**Instruction**
Count the lines that hold the string "kuvailla". Reply with the number alone.

**Data excerpts**
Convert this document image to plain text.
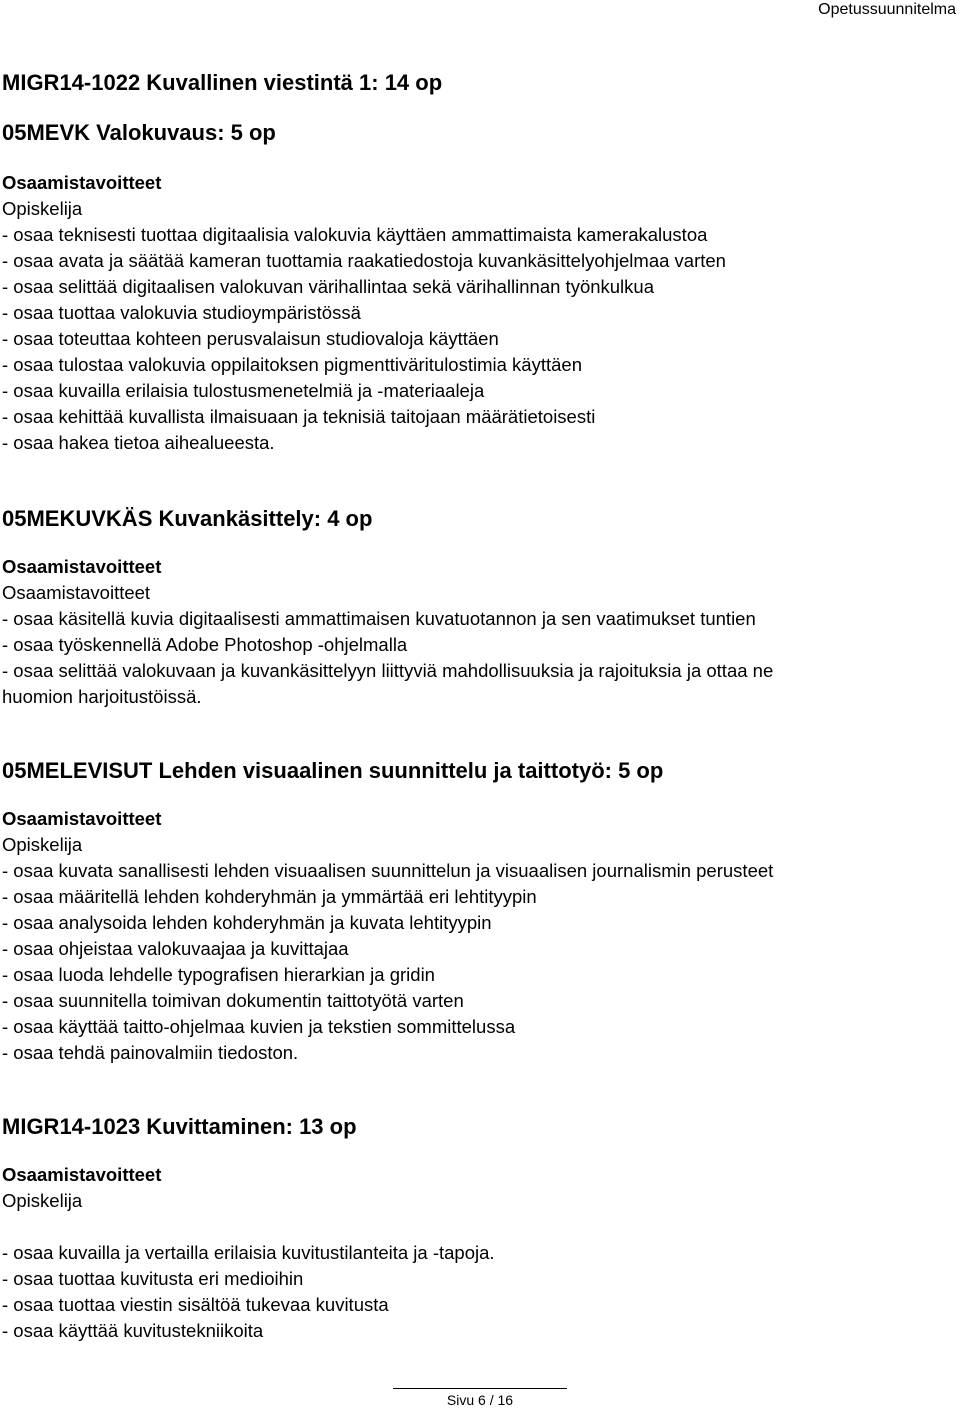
Opetussuunnitelma
MIGR14-1022 Kuvallinen viestintä 1: 14 op
05MEVK Valokuvaus: 5 op
Osaamistavoitteet
Opiskelija
- osaa teknisesti tuottaa digitaalisia valokuvia käyttäen ammattimaista kamerakalustoa
- osaa avata ja säätää kameran tuottamia raakatiedostoja kuvankäsittelyohjelmaa varten
- osaa selittää digitaalisen valokuvan värihallintaa sekä värihallinnan työnkulkua
- osaa tuottaa valokuvia studioympäristössä
- osaa toteuttaa kohteen perusvalaisun studiovaloja käyttäen
- osaa tulostaa valokuvia oppilaitoksen pigmenttiväritulostimia käyttäen
- osaa kuvailla erilaisia tulostusmenetelmiä ja -materiaaleja
- osaa kehittää kuvallista ilmaisuaan ja teknisiä taitojaan määrätietoisesti
- osaa hakea tietoa aihealueesta.
05MEKUVKÄS Kuvankäsittely: 4 op
Osaamistavoitteet
Osaamistavoitteet
- osaa käsitellä kuvia digitaalisesti ammattimaisen kuvatuotannon ja sen vaatimukset tuntien
- osaa työskennellä Adobe Photoshop -ohjelmalla
- osaa selittää valokuvaan ja kuvankäsittelyyn liittyviä mahdollisuuksia ja rajoituksia ja ottaa ne
huomion harjoitustöissä.
05MELEVISUT Lehden visuaalinen suunnittelu ja taittotyö: 5 op
Osaamistavoitteet
Opiskelija
- osaa kuvata sanallisesti lehden visuaalisen suunnittelun ja visuaalisen journalismin perusteet
- osaa määritellä lehden kohderyhmän ja ymmärtää eri lehtityypin
- osaa analysoida lehden kohderyhmän ja kuvata lehtityypin
- osaa ohjeistaa valokuvaajaa ja kuvittajaa
- osaa luoda lehdelle typografisen hierarkian ja gridin
- osaa suunnitella toimivan dokumentin taittotyötä varten
- osaa käyttää taitto-ohjelmaa kuvien ja tekstien sommittelussa
- osaa tehdä painovalmiin tiedoston.
MIGR14-1023 Kuvittaminen: 13 op
Osaamistavoitteet
Opiskelija
- osaa kuvailla ja vertailla erilaisia kuvitustilanteita ja -tapoja.
- osaa tuottaa kuvitusta eri medioihin
- osaa tuottaa viestin sisältöä tukevaa kuvitusta
- osaa käyttää kuvitustekniikoita
Sivu 6 / 16
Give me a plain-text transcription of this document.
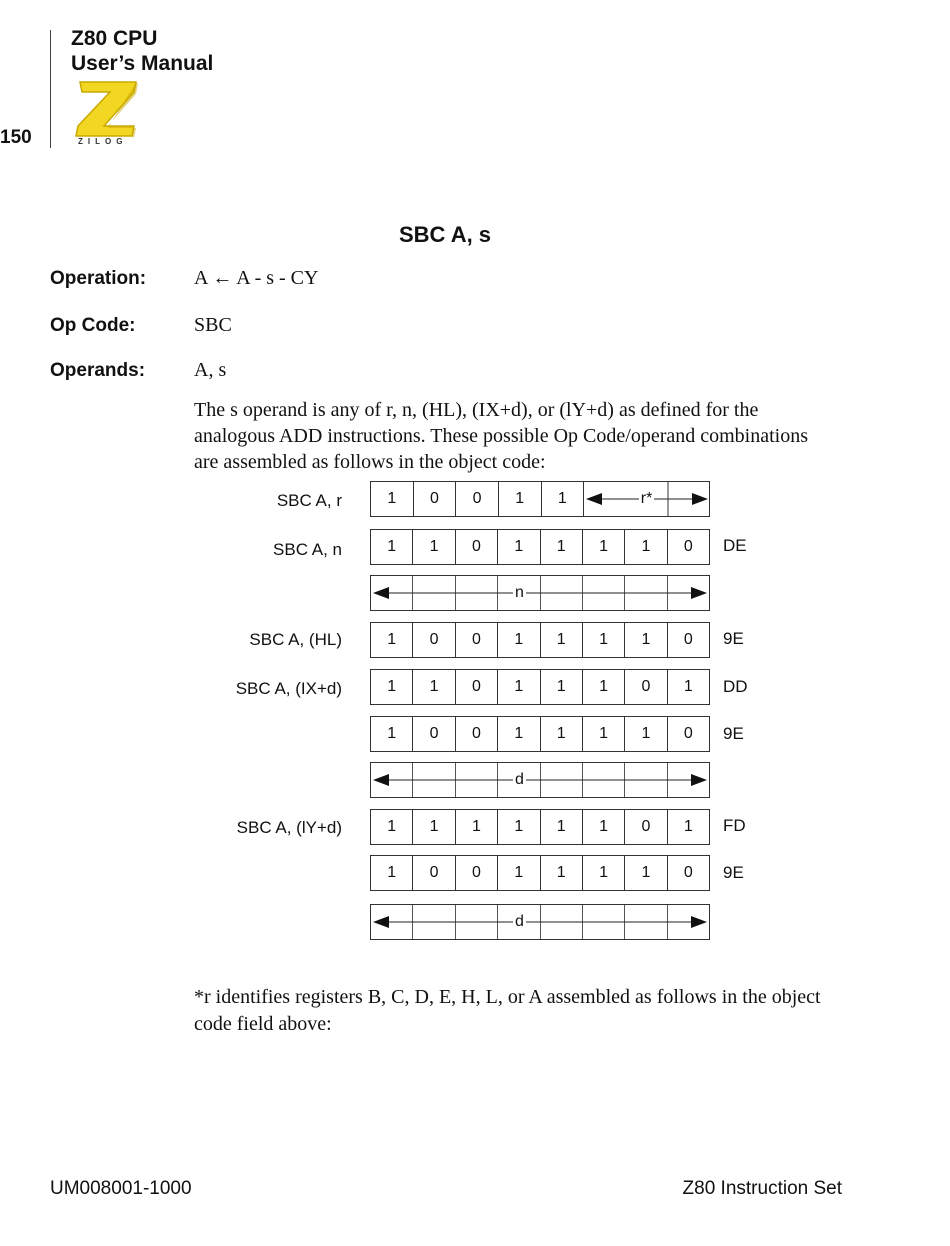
Z80 CPU
User’s Manual
150	ZILOG
SBC A, s
Operation: A ← A - s - CY
Op Code:	SBC
Operands: A, s
The s operand is any of r, n, (HL), (IX+d), or (lY+d) as defined for the analogous ADD instructions. These possible Op Code/operand combinations are assembled as follows in the object code:
SBC A, r	1	0	0	1	1	r*
SBC A, n	1	1	0	1	1	1	1	0	DE
n
SBC A, (HL)	1	0	0	1	1	1	1	0	9E
SBC A, (IX+d)	1	1	0	1	1	1	0	1	DD
1	0	0	1	1	1	1	0	9E
d
SBC A, (lY+d)	1	1	1	1	1	1	0	1	FD
1	0	0	1	1	1	1	0	9E
d
*r identifies registers B, C, D, E, H, L, or A assembled as follows in the object code field above:
UM008001-1000	Z80 Instruction Set
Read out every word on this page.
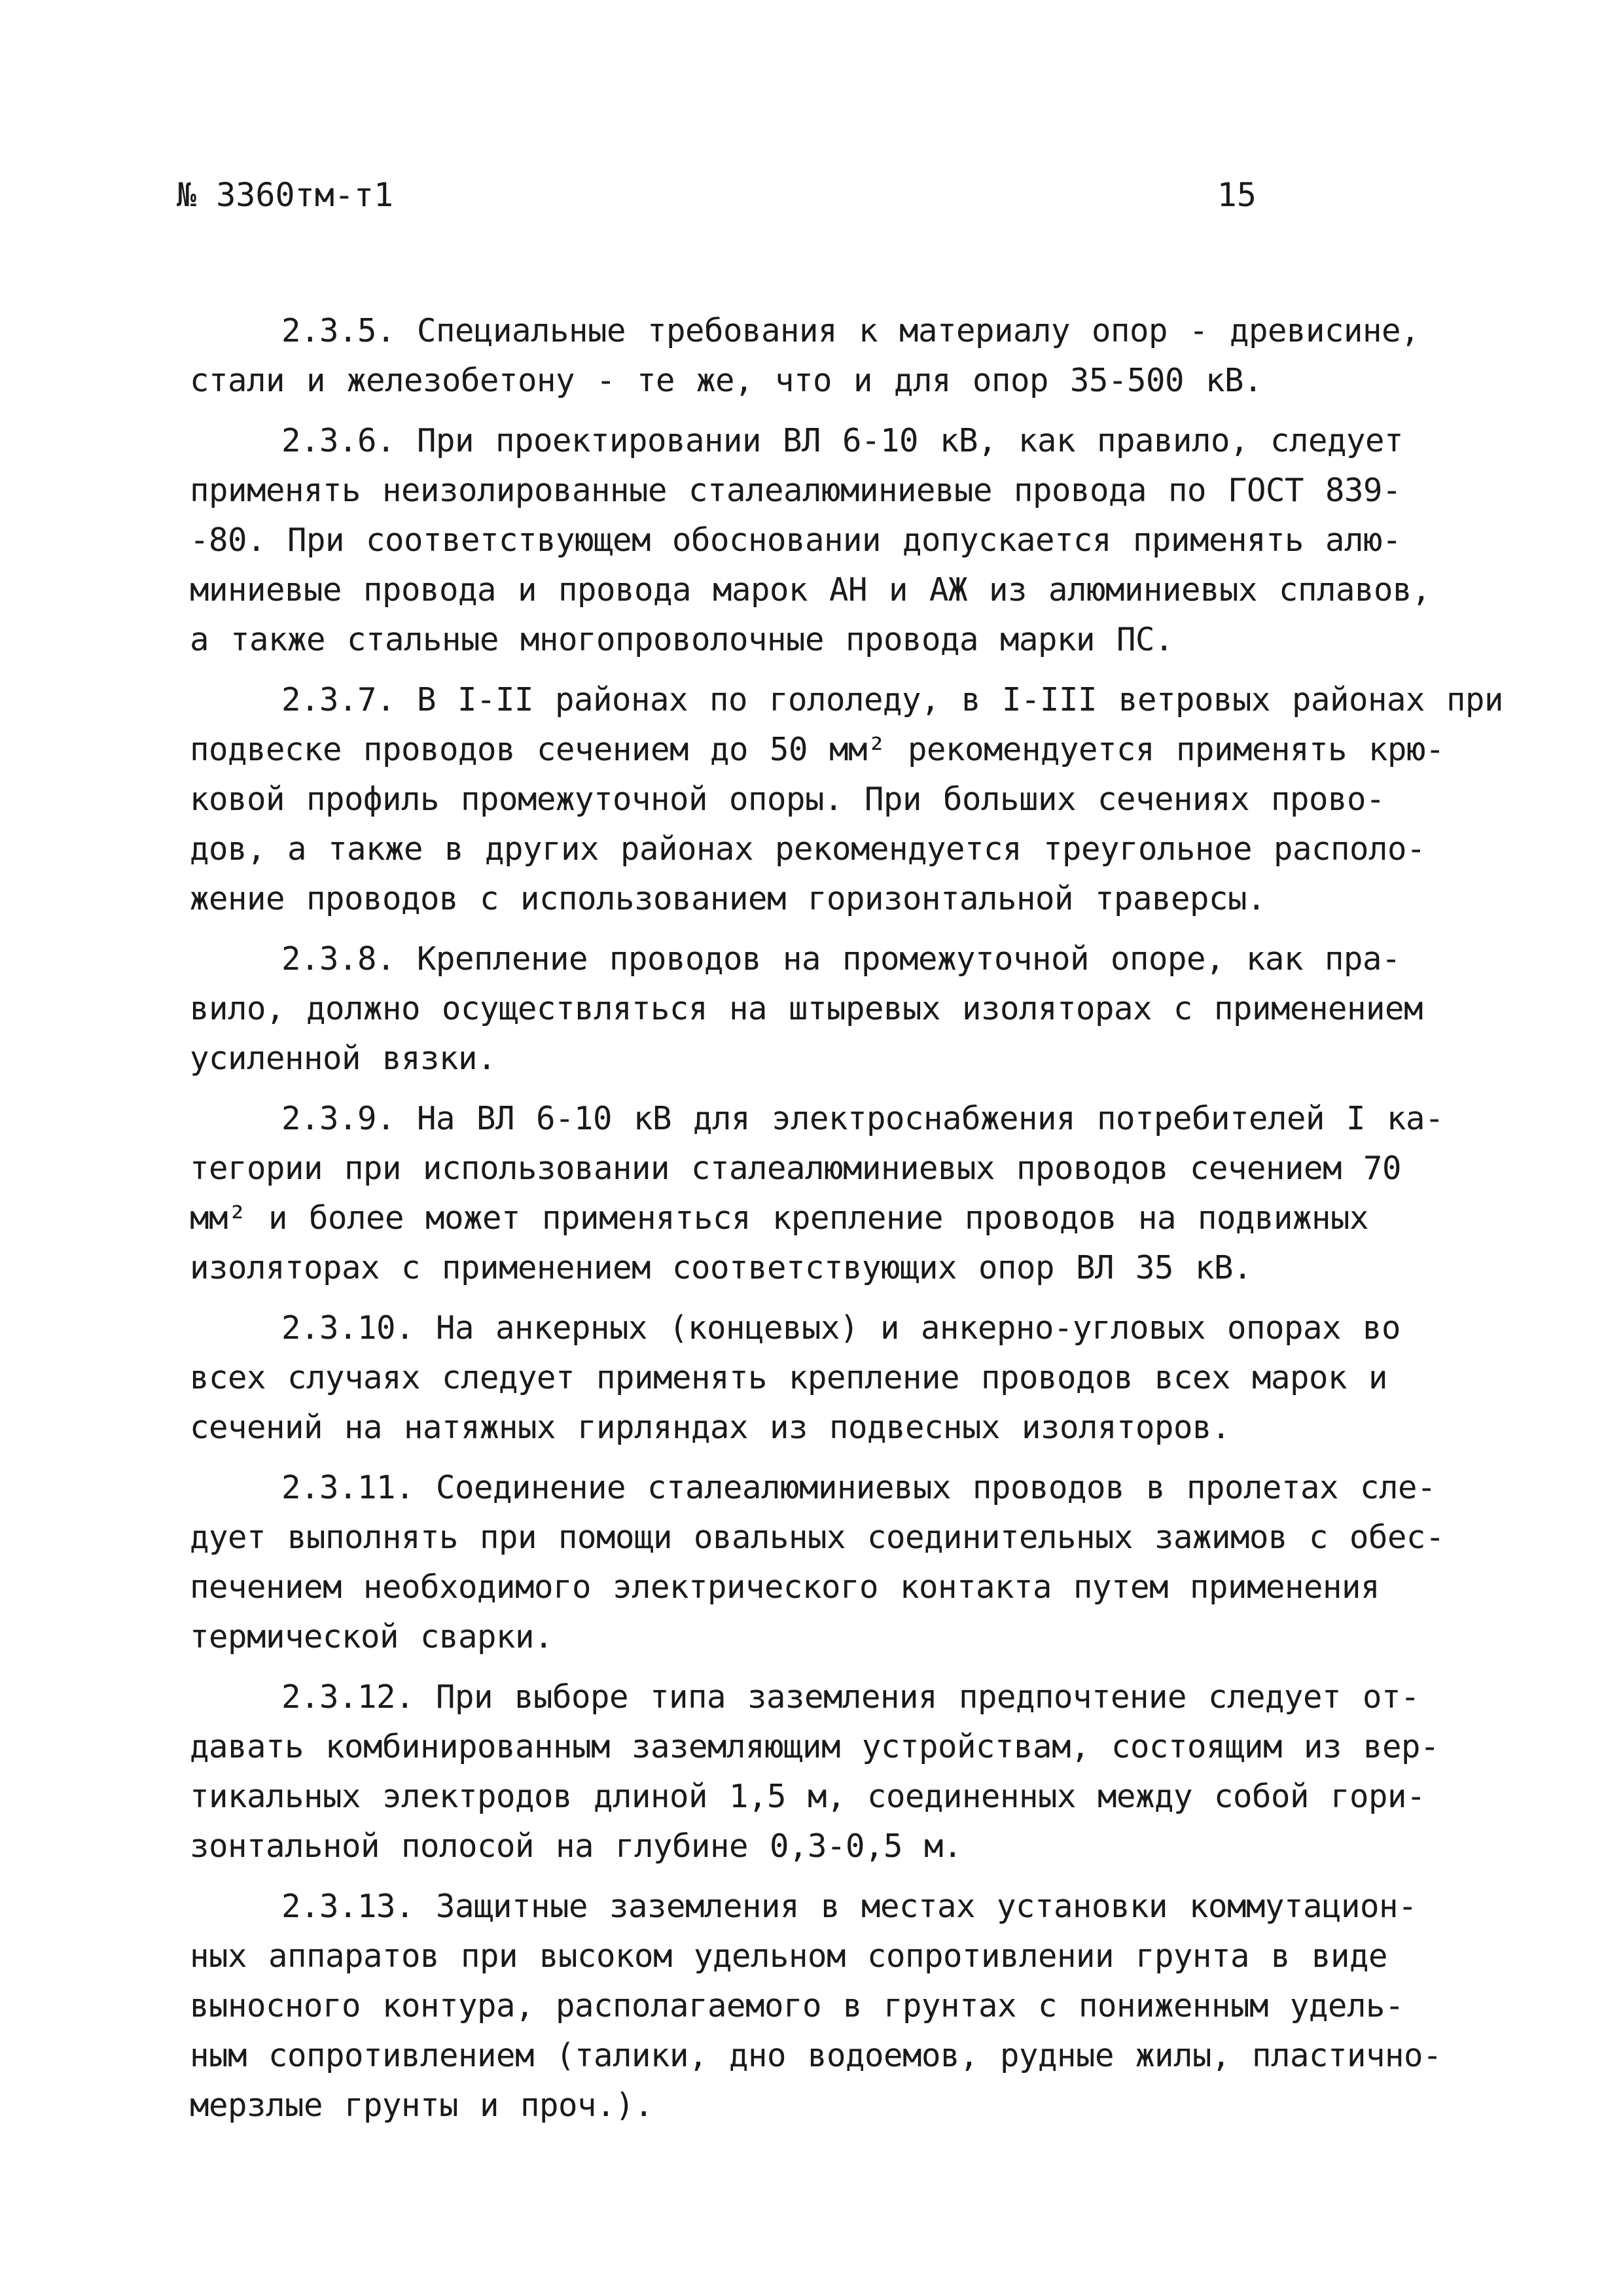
№ 3360тм-т1	15

2.3.5. Специальные требования к материалу опор - древисине,
стали и железобетону - те же, что и для опор 35-500 кВ.

2.3.6. При проектировании ВЛ 6-10 кВ, как правило, следует
применять неизолированные сталеалюминиевые провода по ГОСТ 839-
-80. При соответствующем обосновании допускается применять алю-
миниевые провода и провода марок АН и АЖ из алюминиевых сплавов,
а также стальные многопроволочные провода марки ПС.

2.3.7. В I-II районах по гололеду, в I-III ветровых районах при
подвеске проводов сечением до 50 мм² рекомендуется применять крю-
ковой профиль промежуточной опоры. При больших сечениях прово-
дов, а также в других районах рекомендуется треугольное располо-
жение проводов с использованием горизонтальной траверсы.

2.3.8. Крепление проводов на промежуточной опоре, как пра-
вило, должно осуществляться на штыревых изоляторах с применением
усиленной вязки.

2.3.9. На ВЛ 6-10 кВ для электроснабжения потребителей I ка-
тегории при использовании сталеалюминиевых проводов сечением 70
мм² и более может применяться крепление проводов на подвижных
изоляторах с применением соответствующих опор ВЛ 35 кВ.

2.3.10. На анкерных (концевых) и анкерно-угловых опорах во
всех случаях следует применять крепление проводов всех марок и
сечений на натяжных гирляндах из подвесных изоляторов.

2.3.11. Соединение сталеалюминиевых проводов в пролетах сле-
дует выполнять при помощи овальных соединительных зажимов с обес-
печением необходимого электрического контакта путем применения
термической сварки.

2.3.12. При выборе типа заземления предпочтение следует от-
давать комбинированным заземляющим устройствам, состоящим из вер-
тикальных электродов длиной 1,5 м, соединенных между собой гори-
зонтальной полосой на глубине 0,3-0,5 м.

2.3.13. Защитные заземления в местах установки коммутацион-
ных аппаратов при высоком удельном сопротивлении грунта в виде
выносного контура, располагаемого в грунтах с пониженным удель-
ным сопротивлением (талики, дно водоемов, рудные жилы, пластично-
мерзлые грунты и проч.).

**Exercise output**
2